**Brief**
Search the data below for the word "Sample" and copy each line that holds it.

**Extracted information**

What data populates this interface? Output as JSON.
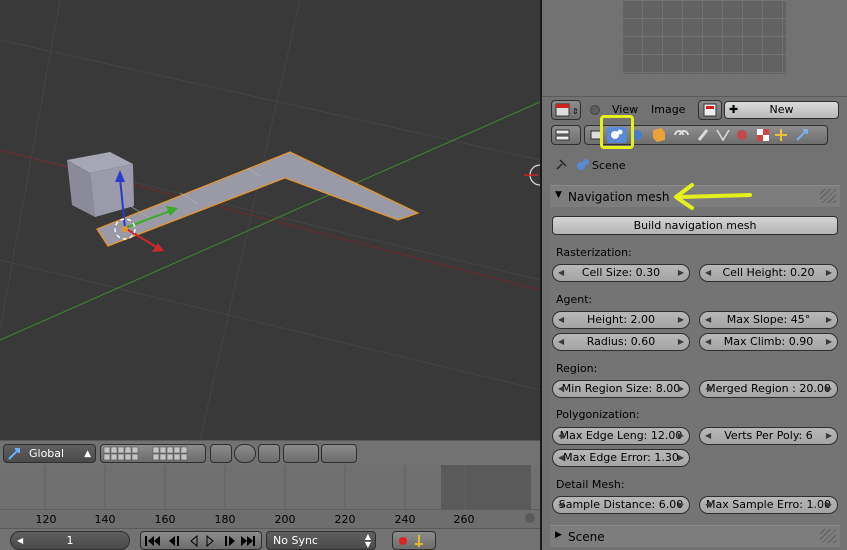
{
  "viewport": {
    "orientation_label": "Global",
    "colors": {
      "bg": "#393939",
      "grid": "#4a4a4a",
      "x_axis": "#7a2a2a",
      "y_axis": "#3a8a2a",
      "mesh": "#9a9aa6",
      "selection": "#e88a2a"
    }
  },
  "timeline": {
    "ticks": [
      "120",
      "140",
      "160",
      "180",
      "200",
      "220",
      "240",
      "260"
    ],
    "current_frame": "1",
    "sync_mode": "No Sync"
  },
  "image_editor": {
    "menu_view": "View",
    "menu_image": "Image",
    "new_button": "New"
  },
  "properties": {
    "context_label": "Scene",
    "navmesh_panel": {
      "title": "Navigation mesh",
      "build_button": "Build navigation mesh",
      "rasterization": {
        "heading": "Rasterization:",
        "cell_size": "Cell Size: 0.30",
        "cell_height": "Cell Height: 0.20"
      },
      "agent": {
        "heading": "Agent:",
        "height": "Height: 2.00",
        "max_slope": "Max Slope: 45°",
        "radius": "Radius: 0.60",
        "max_climb": "Max Climb: 0.90"
      },
      "region": {
        "heading": "Region:",
        "min_region_size": "Min Region Size: 8.00",
        "merged_region": "Merged Region : 20.00"
      },
      "polygonization": {
        "heading": "Polygonization:",
        "max_edge_len": "Max Edge Leng: 12.00",
        "verts_per_poly": "Verts Per Poly: 6",
        "max_edge_error": "Max Edge Error: 1.30"
      },
      "detail_mesh": {
        "heading": "Detail Mesh:",
        "sample_distance": "Sample Distance: 6.00",
        "max_sample_error": "Max Sample Erro: 1.00"
      }
    },
    "scene_panel": {
      "title": "Scene"
    }
  },
  "annotation": {
    "highlight_color": "#e4f21a"
  }
}
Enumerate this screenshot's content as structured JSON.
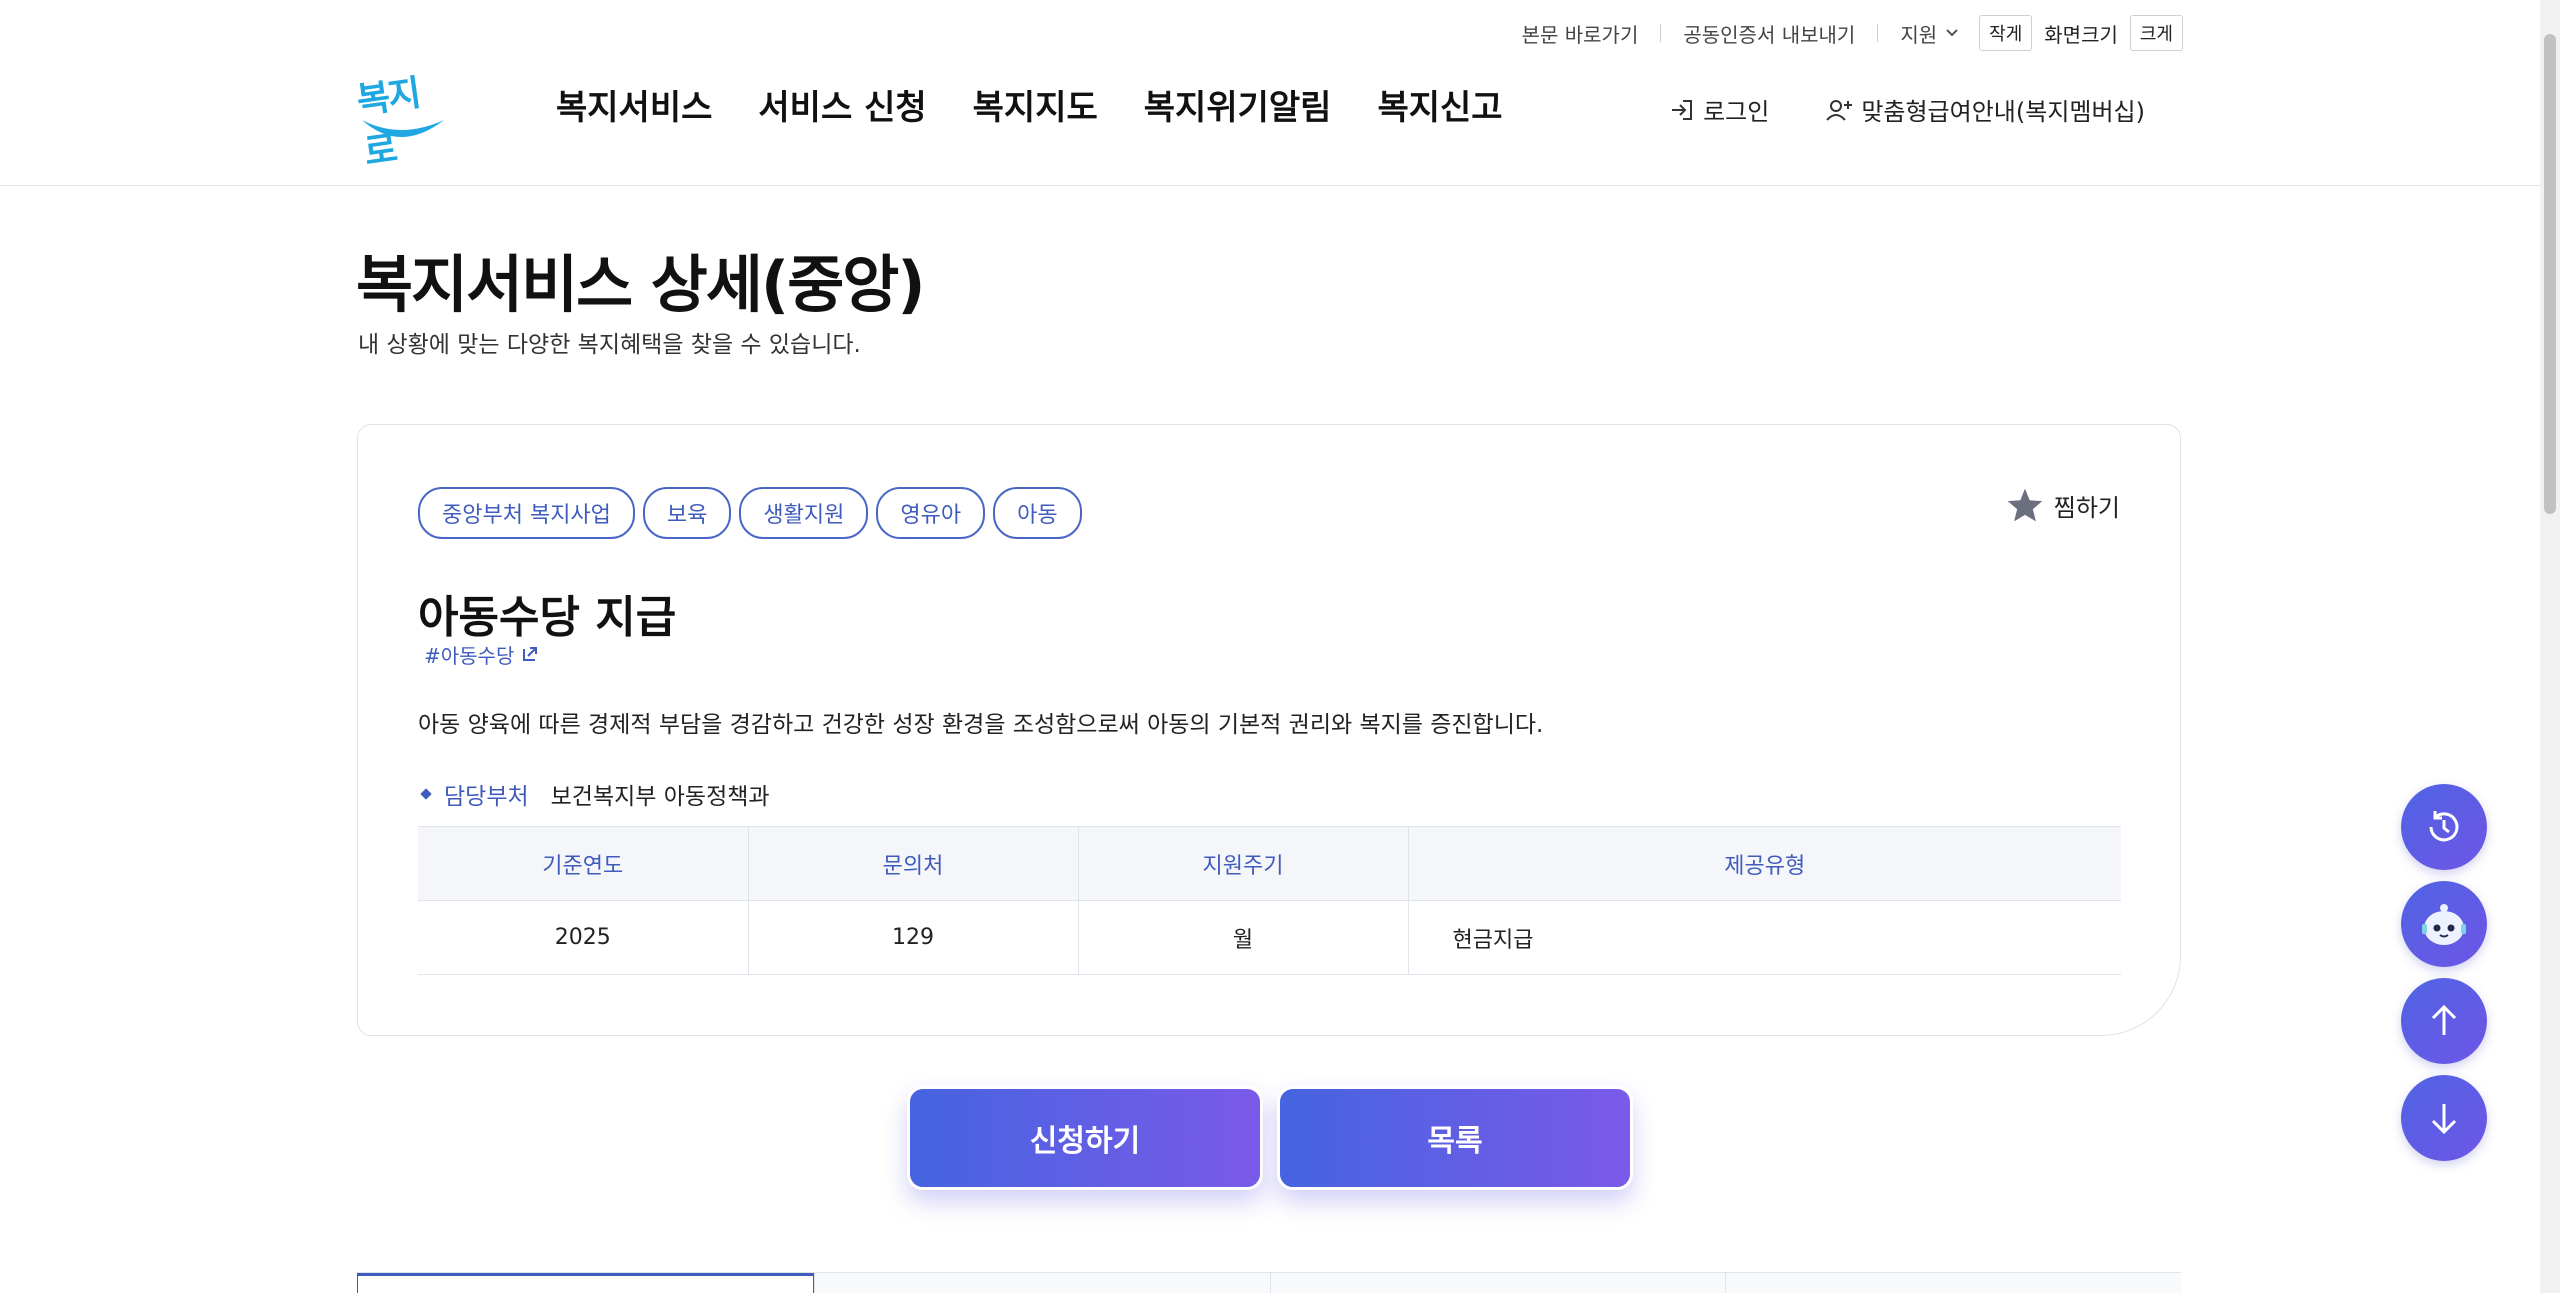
{
  "utility": {
    "skip_to_content": "본문 바로가기",
    "export_cert": "공동인증서 내보내기",
    "language": "지원",
    "font_small": "작게",
    "font_label": "화면크기",
    "font_large": "크게"
  },
  "header": {
    "logo_text": "복지로",
    "nav": [
      "복지서비스",
      "서비스 신청",
      "복지지도",
      "복지위기알림",
      "복지신고"
    ],
    "login": "로그인",
    "membership": "맞춤형급여안내(복지멤버십)"
  },
  "page": {
    "title": "복지서비스 상세(중앙)",
    "subtitle": "내 상황에 맞는 다양한 복지혜택을 찾을 수 있습니다."
  },
  "service": {
    "tags": [
      "중앙부처 복지사업",
      "보육",
      "생활지원",
      "영유아",
      "아동"
    ],
    "favorite": "찜하기",
    "title": "아동수당 지급",
    "hashtag": "#아동수당",
    "description": "아동 양육에 따른 경제적 부담을 경감하고 건강한 성장 환경을 조성함으로써 아동의 기본적 권리와 복지를 증진합니다.",
    "dept_label": "담당부처",
    "dept_value": "보건복지부 아동정책과",
    "table": {
      "headers": [
        "기준연도",
        "문의처",
        "지원주기",
        "제공유형"
      ],
      "row": [
        "2025",
        "129",
        "월",
        "현금지급"
      ]
    }
  },
  "buttons": {
    "apply": "신청하기",
    "list": "목록"
  },
  "icons": {
    "recent": "history-icon",
    "chatbot": "chatbot-icon",
    "top": "arrow-up-icon",
    "bottom": "arrow-down-icon"
  }
}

**Answer to the exercise**
        "sample_distance": "Sample Distance: 6.00",
        "max_sample_error": "Max Sample Erro: 1.00"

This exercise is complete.